--- STORED DATA ---
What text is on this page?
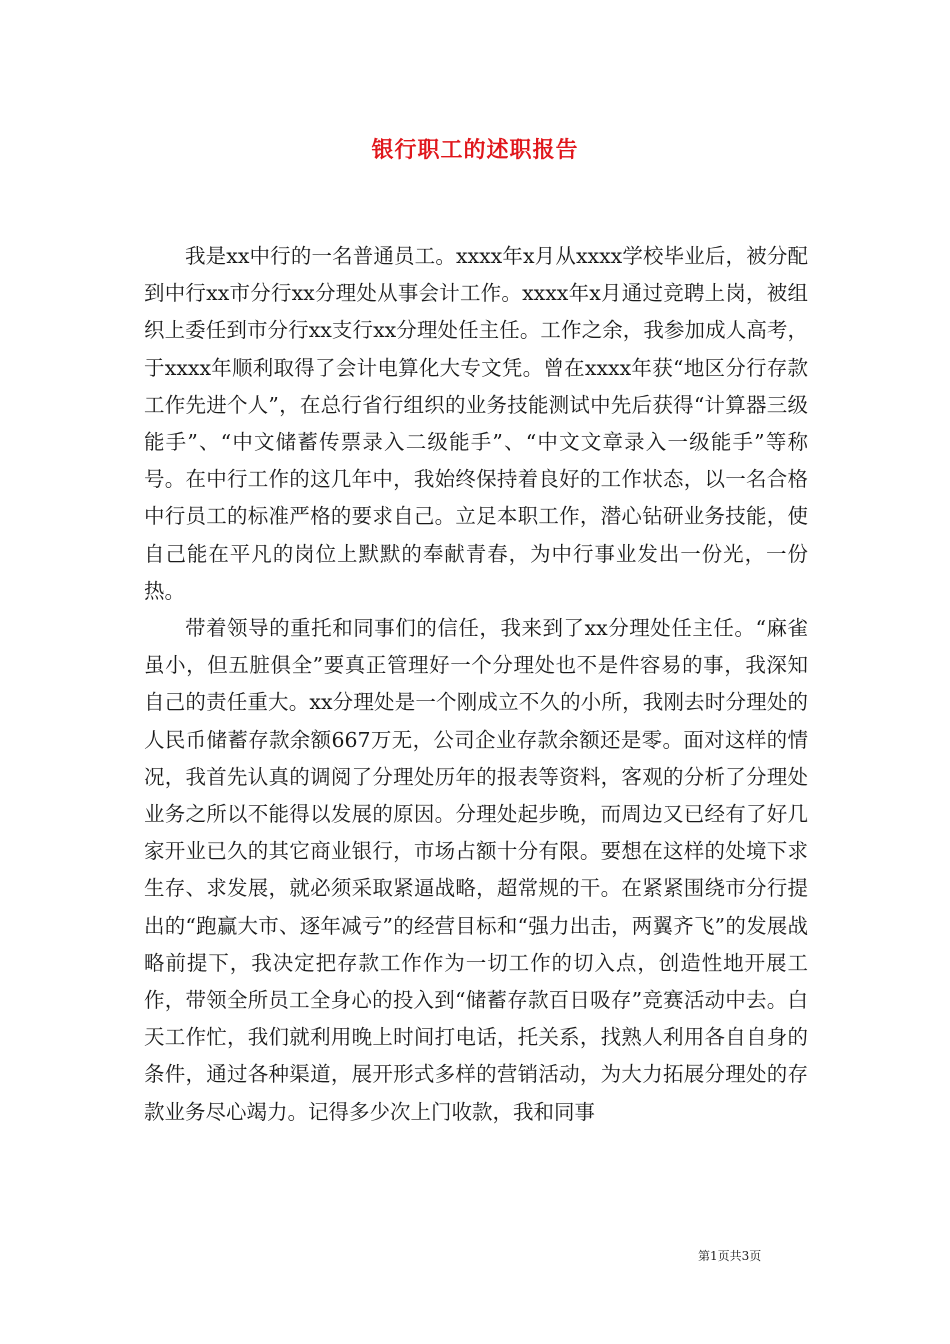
银行职工的述职报告

我是xx中行的一名普通员工。xxxx年x月从xxxx学校毕业后，被分配到中行xx市分行xx分理处从事会计工作。xxxx年x月通过竞聘上岗，被组织上委任到市分行xx支行xx分理处任主任。工作之余，我参加成人高考，于xxxx年顺利取得了会计电算化大专文凭。曾在xxxx年获“地区分行存款工作先进个人”，在总行省行组织的业务技能测试中先后获得“计算器三级能手”、“中文储蓄传票录入二级能手”、“中文文章录入一级能手”等称号。在中行工作的这几年中，我始终保持着良好的工作状态，以一名合格中行员工的标准严格的要求自己。立足本职工作，潜心钻研业务技能，使自己能在平凡的岗位上默默的奉献青春，为中行事业发出一份光，一份热。

带着领导的重托和同事们的信任，我来到了xx分理处任主任。“麻雀虽小，但五脏俱全”要真正管理好一个分理处也不是件容易的事，我深知自己的责任重大。xx分理处是一个刚成立不久的小所，我刚去时分理处的人民币储蓄存款余额667万无，公司企业存款余额还是零。面对这样的情况，我首先认真的调阅了分理处历年的报表等资料，客观的分析了分理处业务之所以不能得以发展的原因。分理处起步晚，而周边又已经有了好几家开业已久的其它商业银行，市场占额十分有限。要想在这样的处境下求生存、求发展，就必须采取紧逼战略，超常规的干。在紧紧围绕市分行提出的“跑赢大市、逐年减亏”的经营目标和“强力出击，两翼齐飞”的发展战略前提下，我决定把存款工作作为一切工作的切入点，创造性地开展工作，带领全所员工全身心的投入到“储蓄存款百日吸存”竞赛活动中去。白天工作忙，我们就利用晚上时间打电话，托关系，找熟人利用各自自身的条件，通过各种渠道，展开形式多样的营销活动，为大力拓展分理处的存款业务尽心竭力。记得多少次上门收款，我和同事

第1页共3页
---
TASK GOAL
Copy the data exactly. Any picture it contains is to be omitted.

OUTPUT BELOW
What text is on this page?
银行职工的述职报告

我是xx中行的一名普通员工。xxxx年x月从xxxx学校毕业后，被分配到中行xx市分行xx分理处从事会计工作。xxxx年x月通过竞聘上岗，被组织上委任到市分行xx支行xx分理处任主任。工作之余，我参加成人高考，于xxxx年顺利取得了会计电算化大专文凭。曾在xxxx年获“地区分行存款工作先进个人”，在总行省行组织的业务技能测试中先后获得“计算器三级能手”、“中文储蓄传票录入二级能手”、“中文文章录入一级能手”等称号。在中行工作的这几年中，我始终保持着良好的工作状态，以一名合格中行员工的标准严格的要求自己。立足本职工作，潜心钻研业务技能，使自己能在平凡的岗位上默默的奉献青春，为中行事业发出一份光，一份热。

带着领导的重托和同事们的信任，我来到了xx分理处任主任。“麻雀虽小，但五脏俱全”要真正管理好一个分理处也不是件容易的事，我深知自己的责任重大。xx分理处是一个刚成立不久的小所，我刚去时分理处的人民币储蓄存款余额667万无，公司企业存款余额还是零。面对这样的情况，我首先认真的调阅了分理处历年的报表等资料，客观的分析了分理处业务之所以不能得以发展的原因。分理处起步晚，而周边又已经有了好几家开业已久的其它商业银行，市场占额十分有限。要想在这样的处境下求生存、求发展，就必须采取紧逼战略，超常规的干。在紧紧围绕市分行提出的“跑赢大市、逐年减亏”的经营目标和“强力出击，两翼齐飞”的发展战略前提下，我决定把存款工作作为一切工作的切入点，创造性地开展工作，带领全所员工全身心的投入到“储蓄存款百日吸存”竞赛活动中去。白天工作忙，我们就利用晚上时间打电话，托关系，找熟人利用各自自身的条件，通过各种渠道，展开形式多样的营销活动，为大力拓展分理处的存款业务尽心竭力。记得多少次上门收款，我和同事

第1页共3页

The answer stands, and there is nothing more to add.